● Instruction
Output every entry exactly as given.

● Dataset
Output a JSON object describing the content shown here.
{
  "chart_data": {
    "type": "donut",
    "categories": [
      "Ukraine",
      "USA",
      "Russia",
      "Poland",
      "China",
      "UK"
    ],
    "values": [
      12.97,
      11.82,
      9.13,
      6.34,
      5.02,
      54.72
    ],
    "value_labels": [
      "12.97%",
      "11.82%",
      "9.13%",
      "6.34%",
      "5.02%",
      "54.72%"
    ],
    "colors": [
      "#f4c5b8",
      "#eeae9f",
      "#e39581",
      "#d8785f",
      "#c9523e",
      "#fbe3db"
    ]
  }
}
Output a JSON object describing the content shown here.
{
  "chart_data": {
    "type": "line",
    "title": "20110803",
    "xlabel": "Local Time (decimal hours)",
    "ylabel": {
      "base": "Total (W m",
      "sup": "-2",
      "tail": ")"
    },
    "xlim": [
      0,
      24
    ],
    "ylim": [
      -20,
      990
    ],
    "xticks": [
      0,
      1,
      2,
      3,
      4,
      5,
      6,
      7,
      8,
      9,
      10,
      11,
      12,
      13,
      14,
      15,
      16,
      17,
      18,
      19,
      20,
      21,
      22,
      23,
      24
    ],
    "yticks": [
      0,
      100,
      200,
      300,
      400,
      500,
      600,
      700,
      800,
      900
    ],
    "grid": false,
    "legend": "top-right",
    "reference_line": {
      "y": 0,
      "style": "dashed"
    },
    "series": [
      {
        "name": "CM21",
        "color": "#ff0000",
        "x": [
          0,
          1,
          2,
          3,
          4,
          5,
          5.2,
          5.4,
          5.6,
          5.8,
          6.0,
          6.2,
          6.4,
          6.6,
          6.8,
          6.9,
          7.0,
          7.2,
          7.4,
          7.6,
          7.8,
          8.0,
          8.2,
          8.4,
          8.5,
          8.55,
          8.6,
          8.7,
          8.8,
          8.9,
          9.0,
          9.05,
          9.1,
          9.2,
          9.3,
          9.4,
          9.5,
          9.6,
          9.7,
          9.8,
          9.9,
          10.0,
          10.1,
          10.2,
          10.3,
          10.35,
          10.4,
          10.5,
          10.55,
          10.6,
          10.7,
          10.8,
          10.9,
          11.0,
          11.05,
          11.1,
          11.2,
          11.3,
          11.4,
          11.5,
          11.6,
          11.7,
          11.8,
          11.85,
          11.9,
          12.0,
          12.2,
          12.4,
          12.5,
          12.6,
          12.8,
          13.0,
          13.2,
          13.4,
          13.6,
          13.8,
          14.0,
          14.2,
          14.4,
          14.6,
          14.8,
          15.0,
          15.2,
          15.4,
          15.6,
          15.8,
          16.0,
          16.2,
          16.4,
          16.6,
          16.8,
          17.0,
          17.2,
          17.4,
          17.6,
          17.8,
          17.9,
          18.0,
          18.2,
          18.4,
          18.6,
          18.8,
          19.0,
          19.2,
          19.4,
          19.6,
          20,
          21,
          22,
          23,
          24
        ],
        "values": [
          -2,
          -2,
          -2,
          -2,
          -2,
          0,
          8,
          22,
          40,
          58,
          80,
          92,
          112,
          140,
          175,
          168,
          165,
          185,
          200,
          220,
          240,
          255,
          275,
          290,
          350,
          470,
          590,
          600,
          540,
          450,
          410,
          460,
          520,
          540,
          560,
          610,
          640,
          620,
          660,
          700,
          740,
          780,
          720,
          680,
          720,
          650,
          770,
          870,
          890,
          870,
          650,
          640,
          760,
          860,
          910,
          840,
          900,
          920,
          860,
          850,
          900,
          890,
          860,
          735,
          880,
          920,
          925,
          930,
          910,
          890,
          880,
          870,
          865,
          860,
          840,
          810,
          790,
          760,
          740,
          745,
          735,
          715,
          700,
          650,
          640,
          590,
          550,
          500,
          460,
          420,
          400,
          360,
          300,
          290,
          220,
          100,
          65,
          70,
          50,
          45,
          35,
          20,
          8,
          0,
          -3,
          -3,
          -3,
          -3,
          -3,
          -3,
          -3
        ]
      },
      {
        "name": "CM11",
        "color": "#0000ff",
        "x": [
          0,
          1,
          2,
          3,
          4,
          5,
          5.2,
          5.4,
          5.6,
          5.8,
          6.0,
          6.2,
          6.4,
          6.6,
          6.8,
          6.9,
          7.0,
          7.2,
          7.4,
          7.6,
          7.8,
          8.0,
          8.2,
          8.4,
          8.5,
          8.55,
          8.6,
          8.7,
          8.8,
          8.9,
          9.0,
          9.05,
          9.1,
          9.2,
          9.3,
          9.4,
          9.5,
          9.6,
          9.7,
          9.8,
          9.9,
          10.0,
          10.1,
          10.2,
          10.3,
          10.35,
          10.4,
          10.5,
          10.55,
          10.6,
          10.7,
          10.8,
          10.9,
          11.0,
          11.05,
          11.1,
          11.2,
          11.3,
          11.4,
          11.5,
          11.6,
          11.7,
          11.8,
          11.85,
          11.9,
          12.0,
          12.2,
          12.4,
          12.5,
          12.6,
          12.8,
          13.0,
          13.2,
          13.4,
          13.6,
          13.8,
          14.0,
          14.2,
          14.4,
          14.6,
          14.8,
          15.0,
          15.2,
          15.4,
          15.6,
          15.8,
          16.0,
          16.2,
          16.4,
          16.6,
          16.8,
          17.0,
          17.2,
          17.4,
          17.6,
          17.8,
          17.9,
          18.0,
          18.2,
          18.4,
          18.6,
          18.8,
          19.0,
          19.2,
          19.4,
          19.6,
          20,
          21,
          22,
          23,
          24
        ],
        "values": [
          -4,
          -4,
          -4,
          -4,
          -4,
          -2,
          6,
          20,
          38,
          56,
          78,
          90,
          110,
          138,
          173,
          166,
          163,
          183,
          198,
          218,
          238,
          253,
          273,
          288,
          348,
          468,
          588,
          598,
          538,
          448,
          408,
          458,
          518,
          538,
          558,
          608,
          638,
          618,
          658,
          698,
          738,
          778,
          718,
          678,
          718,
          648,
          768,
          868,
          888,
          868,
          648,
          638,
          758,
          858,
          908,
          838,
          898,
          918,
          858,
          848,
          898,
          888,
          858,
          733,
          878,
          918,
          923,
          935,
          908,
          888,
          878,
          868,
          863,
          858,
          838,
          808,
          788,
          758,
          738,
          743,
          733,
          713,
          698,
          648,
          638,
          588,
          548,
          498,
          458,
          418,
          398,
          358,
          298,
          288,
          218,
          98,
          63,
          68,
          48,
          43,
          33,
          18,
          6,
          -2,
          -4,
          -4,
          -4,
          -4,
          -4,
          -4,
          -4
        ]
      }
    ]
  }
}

● The solution
Output a JSON object describing the content shown here.
{
  "chart_data": {
    "type": "donut",
    "categories": [
      "Ukraine",
      "USA",
      "Russia",
      "Poland",
      "China",
      "UK"
    ],
    "values": [
      12.97,
      11.82,
      9.13,
      6.34,
      5.02,
      54.72
    ],
    "value_labels": [
      "12.97%",
      "11.82%",
      "9.13%",
      "6.34%",
      "5.02%",
      "54.72%"
    ],
    "colors": [
      "#f4c5b8",
      "#eeae9f",
      "#e39581",
      "#d8785f",
      "#c9523e",
      "#fbe3db"
    ]
  }
}
Output a JSON object describing the content shown here.
{
  "chart_data": {
    "type": "line",
    "title": "20110803",
    "xlabel": "Local Time (decimal hours)",
    "ylabel": {
      "base": "Total (W m",
      "sup": "-2",
      "tail": ")"
    },
    "xlim": [
      0,
      24
    ],
    "ylim": [
      -20,
      990
    ],
    "xticks": [
      0,
      1,
      2,
      3,
      4,
      5,
      6,
      7,
      8,
      9,
      10,
      11,
      12,
      13,
      14,
      15,
      16,
      17,
      18,
      19,
      20,
      21,
      22,
      23,
      24
    ],
    "yticks": [
      0,
      100,
      200,
      300,
      400,
      500,
      600,
      700,
      800,
      900
    ],
    "grid": false,
    "legend": "top-right",
    "reference_line": {
      "y": 0,
      "style": "dashed"
    },
    "series": [
      {
        "name": "CM21",
        "color": "#ff0000",
        "x": [
          0,
          1,
          2,
          3,
          4,
          5,
          5.2,
          5.4,
          5.6,
          5.8,
          6.0,
          6.2,
          6.4,
          6.6,
          6.8,
          6.9,
          7.0,
          7.2,
          7.4,
          7.6,
          7.8,
          8.0,
          8.2,
          8.4,
          8.5,
          8.55,
          8.6,
          8.7,
          8.8,
          8.9,
          9.0,
          9.05,
          9.1,
          9.2,
          9.3,
          9.4,
          9.5,
          9.6,
          9.7,
          9.8,
          9.9,
          10.0,
          10.1,
          10.2,
          10.3,
          10.35,
          10.4,
          10.5,
          10.55,
          10.6,
          10.7,
          10.8,
          10.9,
          11.0,
          11.05,
          11.1,
          11.2,
          11.3,
          11.4,
          11.5,
          11.6,
          11.7,
          11.8,
          11.85,
          11.9,
          12.0,
          12.2,
          12.4,
          12.5,
          12.6,
          12.8,
          13.0,
          13.2,
          13.4,
          13.6,
          13.8,
          14.0,
          14.2,
          14.4,
          14.6,
          14.8,
          15.0,
          15.2,
          15.4,
          15.6,
          15.8,
          16.0,
          16.2,
          16.4,
          16.6,
          16.8,
          17.0,
          17.2,
          17.4,
          17.6,
          17.8,
          17.9,
          18.0,
          18.2,
          18.4,
          18.6,
          18.8,
          19.0,
          19.2,
          19.4,
          19.6,
          20,
          21,
          22,
          23,
          24
        ],
        "values": [
          -2,
          -2,
          -2,
          -2,
          -2,
          0,
          8,
          22,
          40,
          58,
          80,
          92,
          112,
          140,
          175,
          168,
          165,
          185,
          200,
          220,
          240,
          255,
          275,
          290,
          350,
          470,
          590,
          600,
          540,
          450,
          410,
          460,
          520,
          540,
          560,
          610,
          640,
          620,
          660,
          700,
          740,
          780,
          720,
          680,
          720,
          650,
          770,
          870,
          890,
          870,
          650,
          640,
          760,
          860,
          910,
          840,
          900,
          920,
          860,
          850,
          900,
          890,
          860,
          735,
          880,
          920,
          925,
          930,
          910,
          890,
          880,
          870,
          865,
          860,
          840,
          810,
          790,
          760,
          740,
          745,
          735,
          715,
          700,
          650,
          640,
          590,
          550,
          500,
          460,
          420,
          400,
          360,
          300,
          290,
          220,
          100,
          65,
          70,
          50,
          45,
          35,
          20,
          8,
          0,
          -3,
          -3,
          -3,
          -3,
          -3,
          -3,
          -3
        ]
      },
      {
        "name": "CM11",
        "color": "#0000ff",
        "x": [
          0,
          1,
          2,
          3,
          4,
          5,
          5.2,
          5.4,
          5.6,
          5.8,
          6.0,
          6.2,
          6.4,
          6.6,
          6.8,
          6.9,
          7.0,
          7.2,
          7.4,
          7.6,
          7.8,
          8.0,
          8.2,
          8.4,
          8.5,
          8.55,
          8.6,
          8.7,
          8.8,
          8.9,
          9.0,
          9.05,
          9.1,
          9.2,
          9.3,
          9.4,
          9.5,
          9.6,
          9.7,
          9.8,
          9.9,
          10.0,
          10.1,
          10.2,
          10.3,
          10.35,
          10.4,
          10.5,
          10.55,
          10.6,
          10.7,
          10.8,
          10.9,
          11.0,
          11.05,
          11.1,
          11.2,
          11.3,
          11.4,
          11.5,
          11.6,
          11.7,
          11.8,
          11.85,
          11.9,
          12.0,
          12.2,
          12.4,
          12.5,
          12.6,
          12.8,
          13.0,
          13.2,
          13.4,
          13.6,
          13.8,
          14.0,
          14.2,
          14.4,
          14.6,
          14.8,
          15.0,
          15.2,
          15.4,
          15.6,
          15.8,
          16.0,
          16.2,
          16.4,
          16.6,
          16.8,
          17.0,
          17.2,
          17.4,
          17.6,
          17.8,
          17.9,
          18.0,
          18.2,
          18.4,
          18.6,
          18.8,
          19.0,
          19.2,
          19.4,
          19.6,
          20,
          21,
          22,
          23,
          24
        ],
        "values": [
          -4,
          -4,
          -4,
          -4,
          -4,
          -2,
          6,
          20,
          38,
          56,
          78,
          90,
          110,
          138,
          173,
          166,
          163,
          183,
          198,
          218,
          238,
          253,
          273,
          288,
          348,
          468,
          588,
          598,
          538,
          448,
          408,
          458,
          518,
          538,
          558,
          608,
          638,
          618,
          658,
          698,
          738,
          778,
          718,
          678,
          718,
          648,
          768,
          868,
          888,
          868,
          648,
          638,
          758,
          858,
          908,
          838,
          898,
          918,
          858,
          848,
          898,
          888,
          858,
          733,
          878,
          918,
          923,
          935,
          908,
          888,
          878,
          868,
          863,
          858,
          838,
          808,
          788,
          758,
          738,
          743,
          733,
          713,
          698,
          648,
          638,
          588,
          548,
          498,
          458,
          418,
          398,
          358,
          298,
          288,
          218,
          98,
          63,
          68,
          48,
          43,
          33,
          18,
          6,
          -2,
          -4,
          -4,
          -4,
          -4,
          -4,
          -4,
          -4
        ]
      }
    ]
  }
}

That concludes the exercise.